-------- DATASET --------
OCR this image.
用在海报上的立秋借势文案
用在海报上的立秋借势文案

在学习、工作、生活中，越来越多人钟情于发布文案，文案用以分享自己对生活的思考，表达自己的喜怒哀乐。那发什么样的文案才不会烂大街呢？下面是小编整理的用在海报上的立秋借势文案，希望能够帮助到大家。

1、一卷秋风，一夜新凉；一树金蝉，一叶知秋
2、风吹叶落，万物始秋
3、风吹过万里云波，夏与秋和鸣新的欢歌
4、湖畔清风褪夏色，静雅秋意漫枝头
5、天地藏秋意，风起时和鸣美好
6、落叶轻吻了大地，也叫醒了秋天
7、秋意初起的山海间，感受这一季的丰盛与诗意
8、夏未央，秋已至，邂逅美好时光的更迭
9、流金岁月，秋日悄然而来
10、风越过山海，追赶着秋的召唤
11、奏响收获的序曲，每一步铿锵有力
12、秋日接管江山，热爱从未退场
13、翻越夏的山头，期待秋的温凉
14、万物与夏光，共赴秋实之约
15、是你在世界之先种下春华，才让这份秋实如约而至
--------
-------- DATASET --------
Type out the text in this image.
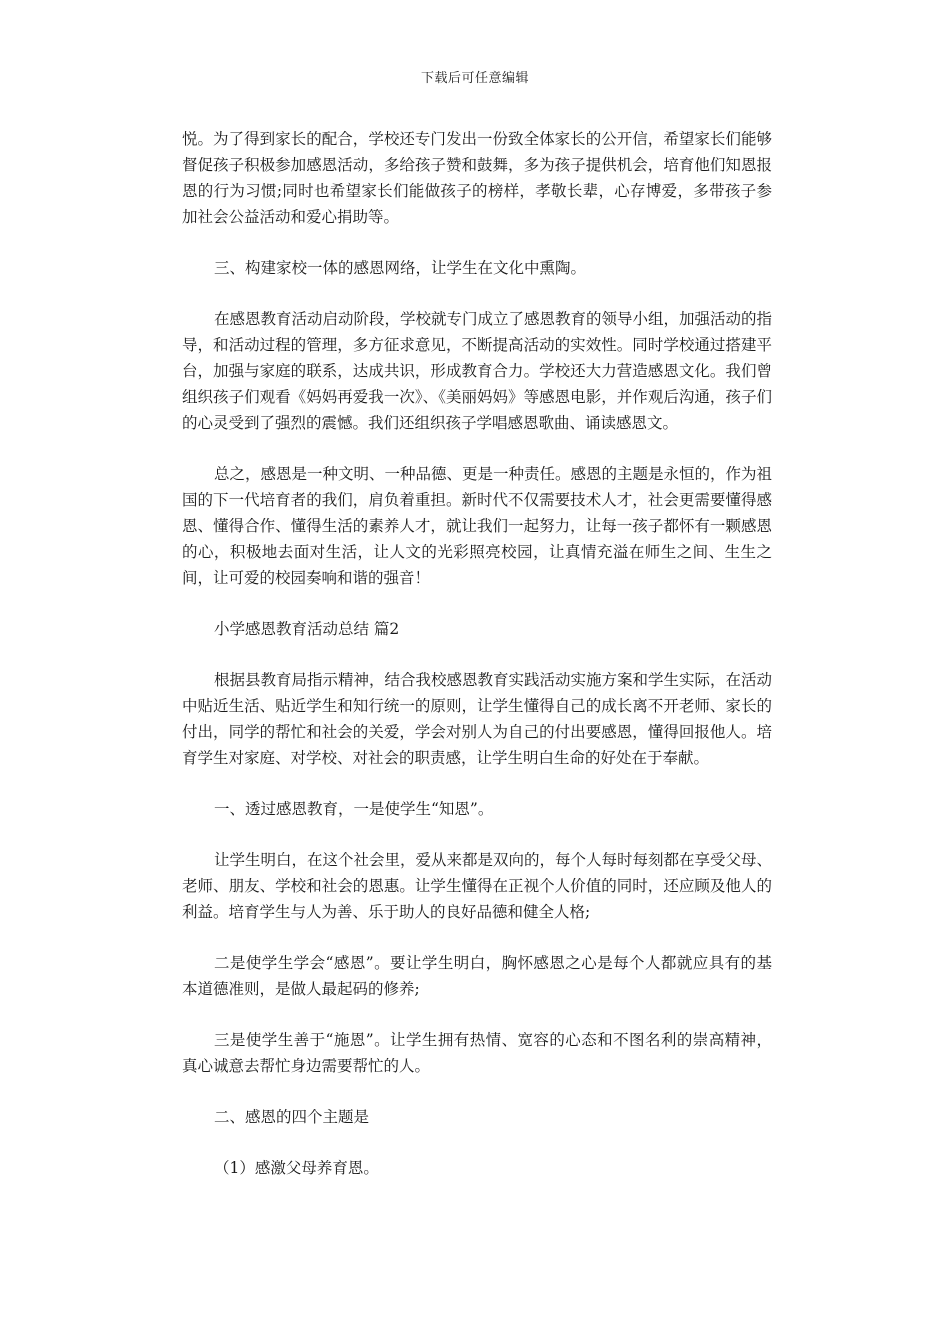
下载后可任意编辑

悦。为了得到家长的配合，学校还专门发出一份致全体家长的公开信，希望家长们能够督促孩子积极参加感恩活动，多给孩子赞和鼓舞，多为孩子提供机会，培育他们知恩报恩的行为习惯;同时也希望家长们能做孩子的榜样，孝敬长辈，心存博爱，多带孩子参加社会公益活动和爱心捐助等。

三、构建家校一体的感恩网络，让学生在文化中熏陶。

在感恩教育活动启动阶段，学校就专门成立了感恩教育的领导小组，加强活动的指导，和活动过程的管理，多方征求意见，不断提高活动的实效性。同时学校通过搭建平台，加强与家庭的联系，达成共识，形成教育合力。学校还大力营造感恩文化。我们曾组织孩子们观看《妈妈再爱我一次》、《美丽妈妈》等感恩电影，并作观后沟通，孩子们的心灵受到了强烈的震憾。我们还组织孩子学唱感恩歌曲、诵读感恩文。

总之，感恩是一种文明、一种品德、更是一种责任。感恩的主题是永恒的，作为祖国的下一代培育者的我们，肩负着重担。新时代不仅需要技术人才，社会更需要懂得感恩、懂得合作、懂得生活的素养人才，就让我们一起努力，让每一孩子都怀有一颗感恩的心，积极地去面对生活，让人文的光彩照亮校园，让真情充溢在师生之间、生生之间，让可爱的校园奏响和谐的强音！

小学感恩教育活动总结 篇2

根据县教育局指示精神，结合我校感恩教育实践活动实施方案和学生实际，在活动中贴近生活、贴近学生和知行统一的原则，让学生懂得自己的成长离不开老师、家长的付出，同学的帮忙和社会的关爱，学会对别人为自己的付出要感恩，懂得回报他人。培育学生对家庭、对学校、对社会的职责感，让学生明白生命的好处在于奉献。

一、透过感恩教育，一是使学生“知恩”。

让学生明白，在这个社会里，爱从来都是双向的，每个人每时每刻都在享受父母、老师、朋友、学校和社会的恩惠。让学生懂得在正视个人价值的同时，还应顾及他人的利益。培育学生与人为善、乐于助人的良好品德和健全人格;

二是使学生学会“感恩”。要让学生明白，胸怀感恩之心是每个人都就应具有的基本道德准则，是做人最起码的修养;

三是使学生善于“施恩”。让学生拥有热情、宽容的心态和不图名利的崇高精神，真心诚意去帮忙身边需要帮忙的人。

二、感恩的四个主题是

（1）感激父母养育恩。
--------
--- PROBLEM STATEMENT ---
Show every line of the listing in which the string "this" can be found.

--- FINISHED ANSWER ---
OCR this image.
Type out the text in this image.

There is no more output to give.